Your answer should be a single number: the count of lines containing the string "caption".

** START OF RECORDS FOR THIS EXERCISE **

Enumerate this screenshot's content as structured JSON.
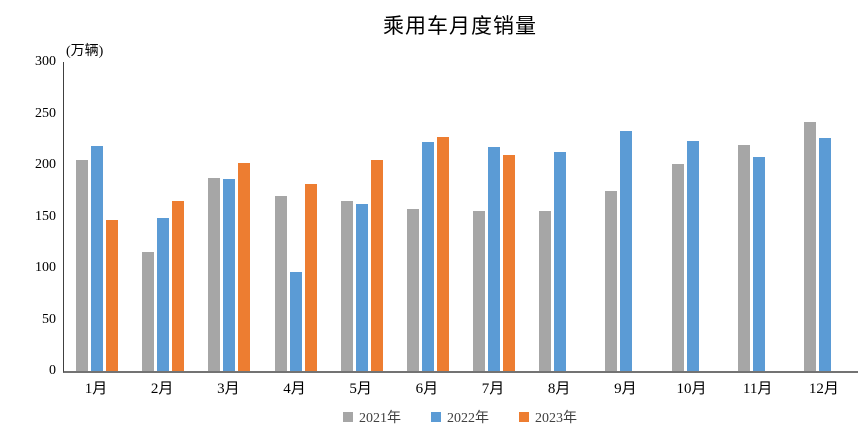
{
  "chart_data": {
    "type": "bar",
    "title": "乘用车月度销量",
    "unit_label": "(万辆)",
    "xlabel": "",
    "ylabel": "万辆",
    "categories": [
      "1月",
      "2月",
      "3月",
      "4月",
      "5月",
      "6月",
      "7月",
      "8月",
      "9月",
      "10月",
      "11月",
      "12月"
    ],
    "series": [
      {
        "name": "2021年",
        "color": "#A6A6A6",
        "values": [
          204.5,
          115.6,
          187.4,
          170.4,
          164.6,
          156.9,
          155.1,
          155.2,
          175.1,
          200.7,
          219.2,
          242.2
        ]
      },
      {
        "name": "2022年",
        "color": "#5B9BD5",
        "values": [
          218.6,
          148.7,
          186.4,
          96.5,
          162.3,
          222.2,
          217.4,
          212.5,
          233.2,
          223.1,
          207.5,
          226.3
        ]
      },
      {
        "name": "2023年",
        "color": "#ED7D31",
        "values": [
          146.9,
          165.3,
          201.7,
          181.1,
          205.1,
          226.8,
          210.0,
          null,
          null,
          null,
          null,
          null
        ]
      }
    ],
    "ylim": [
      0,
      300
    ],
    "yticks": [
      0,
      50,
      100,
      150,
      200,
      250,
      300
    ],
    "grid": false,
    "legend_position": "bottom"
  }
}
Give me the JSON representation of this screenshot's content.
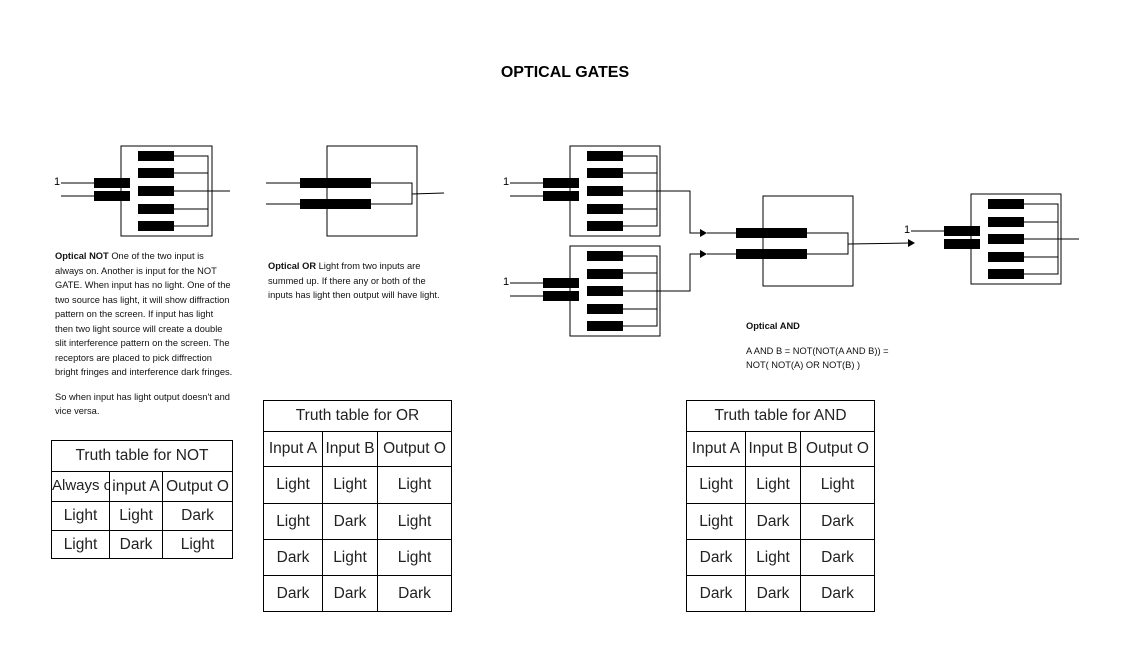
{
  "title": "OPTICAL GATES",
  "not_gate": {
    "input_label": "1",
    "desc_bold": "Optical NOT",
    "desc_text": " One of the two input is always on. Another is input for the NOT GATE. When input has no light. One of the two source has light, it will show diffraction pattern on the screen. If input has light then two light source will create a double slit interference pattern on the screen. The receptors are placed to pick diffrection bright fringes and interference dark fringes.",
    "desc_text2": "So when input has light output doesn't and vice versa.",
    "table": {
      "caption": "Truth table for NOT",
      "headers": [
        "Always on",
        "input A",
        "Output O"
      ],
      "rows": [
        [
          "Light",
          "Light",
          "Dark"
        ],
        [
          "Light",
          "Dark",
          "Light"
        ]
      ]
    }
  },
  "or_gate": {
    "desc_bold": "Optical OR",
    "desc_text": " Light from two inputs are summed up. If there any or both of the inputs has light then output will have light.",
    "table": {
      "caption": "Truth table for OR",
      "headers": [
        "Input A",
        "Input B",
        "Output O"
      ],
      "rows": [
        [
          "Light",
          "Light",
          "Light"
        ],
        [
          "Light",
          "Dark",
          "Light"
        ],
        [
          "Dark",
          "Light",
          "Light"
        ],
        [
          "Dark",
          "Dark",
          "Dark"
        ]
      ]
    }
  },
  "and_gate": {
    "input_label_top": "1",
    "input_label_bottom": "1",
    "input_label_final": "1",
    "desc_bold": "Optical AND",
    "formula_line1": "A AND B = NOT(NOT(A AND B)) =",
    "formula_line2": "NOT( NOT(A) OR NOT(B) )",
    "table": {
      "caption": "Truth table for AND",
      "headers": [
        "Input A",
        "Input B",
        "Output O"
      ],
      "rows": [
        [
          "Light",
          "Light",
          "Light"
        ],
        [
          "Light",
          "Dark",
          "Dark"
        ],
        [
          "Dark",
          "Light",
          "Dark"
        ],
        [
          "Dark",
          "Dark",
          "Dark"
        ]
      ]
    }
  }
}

** END OF RECORDS FOR THIS EXERCISE **
** START OF RECORDS FOR THIS EXERCISE **

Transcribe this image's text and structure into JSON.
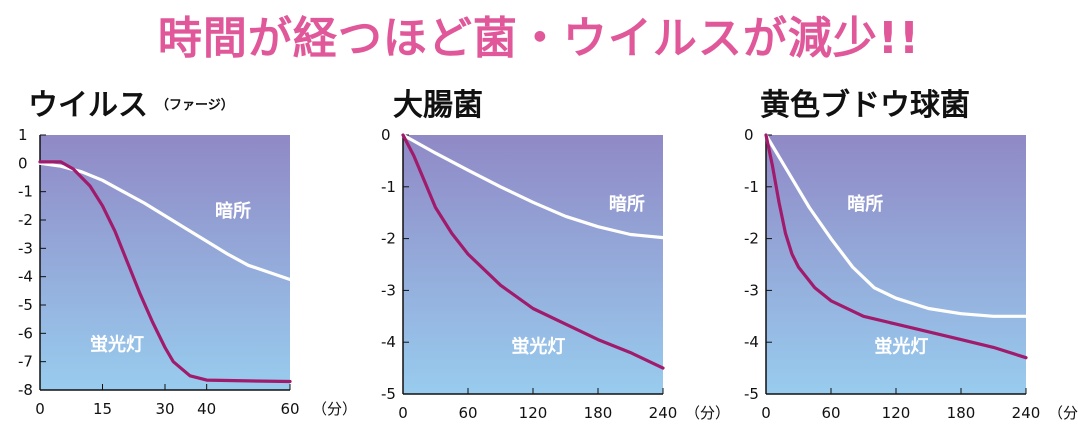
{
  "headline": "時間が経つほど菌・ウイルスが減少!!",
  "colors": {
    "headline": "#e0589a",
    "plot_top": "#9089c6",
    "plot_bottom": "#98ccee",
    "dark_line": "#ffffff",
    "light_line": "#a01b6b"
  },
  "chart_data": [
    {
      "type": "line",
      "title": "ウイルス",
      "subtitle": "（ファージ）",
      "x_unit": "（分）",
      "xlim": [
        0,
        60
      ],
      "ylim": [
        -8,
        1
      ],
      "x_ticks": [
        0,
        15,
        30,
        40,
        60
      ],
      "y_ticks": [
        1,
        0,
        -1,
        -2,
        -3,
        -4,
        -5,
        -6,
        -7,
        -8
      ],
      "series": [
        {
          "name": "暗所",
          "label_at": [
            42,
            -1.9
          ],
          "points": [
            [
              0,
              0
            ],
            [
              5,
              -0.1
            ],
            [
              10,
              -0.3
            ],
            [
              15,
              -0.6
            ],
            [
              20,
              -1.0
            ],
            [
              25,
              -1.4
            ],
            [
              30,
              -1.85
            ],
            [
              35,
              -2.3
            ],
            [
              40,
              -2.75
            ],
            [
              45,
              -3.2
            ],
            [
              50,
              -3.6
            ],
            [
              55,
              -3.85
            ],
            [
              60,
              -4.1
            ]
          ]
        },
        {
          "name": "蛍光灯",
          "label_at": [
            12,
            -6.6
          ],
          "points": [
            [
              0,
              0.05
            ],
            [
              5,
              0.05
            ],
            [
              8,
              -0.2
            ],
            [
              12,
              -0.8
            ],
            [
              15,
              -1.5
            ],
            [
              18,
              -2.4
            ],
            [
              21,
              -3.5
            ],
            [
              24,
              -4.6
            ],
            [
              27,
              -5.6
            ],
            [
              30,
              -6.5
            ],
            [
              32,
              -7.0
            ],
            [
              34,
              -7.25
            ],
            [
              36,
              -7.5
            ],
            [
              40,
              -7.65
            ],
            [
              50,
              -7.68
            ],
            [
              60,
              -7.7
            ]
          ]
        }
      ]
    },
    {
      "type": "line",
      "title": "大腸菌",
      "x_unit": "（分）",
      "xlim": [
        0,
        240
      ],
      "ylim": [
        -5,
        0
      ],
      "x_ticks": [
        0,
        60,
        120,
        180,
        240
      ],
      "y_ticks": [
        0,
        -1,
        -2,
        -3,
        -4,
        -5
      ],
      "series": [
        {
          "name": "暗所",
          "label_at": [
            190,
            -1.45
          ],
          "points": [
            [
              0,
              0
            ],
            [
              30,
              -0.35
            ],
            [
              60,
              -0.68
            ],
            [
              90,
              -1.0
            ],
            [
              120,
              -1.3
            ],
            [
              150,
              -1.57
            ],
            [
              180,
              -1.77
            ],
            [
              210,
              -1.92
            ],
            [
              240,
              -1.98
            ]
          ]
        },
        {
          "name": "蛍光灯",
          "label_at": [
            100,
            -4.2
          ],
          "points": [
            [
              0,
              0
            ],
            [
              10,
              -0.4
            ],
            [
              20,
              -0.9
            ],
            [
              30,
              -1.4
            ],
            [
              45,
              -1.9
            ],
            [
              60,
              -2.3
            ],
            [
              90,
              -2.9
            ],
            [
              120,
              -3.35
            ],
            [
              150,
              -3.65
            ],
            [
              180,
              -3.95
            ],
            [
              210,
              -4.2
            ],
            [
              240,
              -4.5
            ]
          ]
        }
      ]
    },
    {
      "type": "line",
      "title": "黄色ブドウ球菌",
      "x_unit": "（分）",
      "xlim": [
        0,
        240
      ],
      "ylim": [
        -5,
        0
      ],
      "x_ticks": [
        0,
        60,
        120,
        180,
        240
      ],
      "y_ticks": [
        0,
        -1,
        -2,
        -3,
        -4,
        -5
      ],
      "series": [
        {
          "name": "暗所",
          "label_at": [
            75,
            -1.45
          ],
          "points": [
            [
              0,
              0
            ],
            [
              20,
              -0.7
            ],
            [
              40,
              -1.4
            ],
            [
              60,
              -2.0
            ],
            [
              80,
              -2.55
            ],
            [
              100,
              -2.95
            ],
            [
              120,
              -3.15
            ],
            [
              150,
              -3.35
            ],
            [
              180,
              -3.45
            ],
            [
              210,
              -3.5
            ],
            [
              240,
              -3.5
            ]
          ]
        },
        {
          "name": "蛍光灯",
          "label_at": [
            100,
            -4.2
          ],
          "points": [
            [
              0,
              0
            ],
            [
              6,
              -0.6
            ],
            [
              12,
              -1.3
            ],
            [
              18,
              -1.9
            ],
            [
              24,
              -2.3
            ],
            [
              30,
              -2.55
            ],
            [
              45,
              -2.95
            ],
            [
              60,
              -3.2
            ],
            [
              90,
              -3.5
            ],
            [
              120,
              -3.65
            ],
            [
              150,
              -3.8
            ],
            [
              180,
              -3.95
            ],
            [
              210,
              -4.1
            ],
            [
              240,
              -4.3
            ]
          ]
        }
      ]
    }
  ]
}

** END OF RECORDS FOR THIS EXERCISE **

→ **RESPONSE FOR THIS EXERCISE**:
3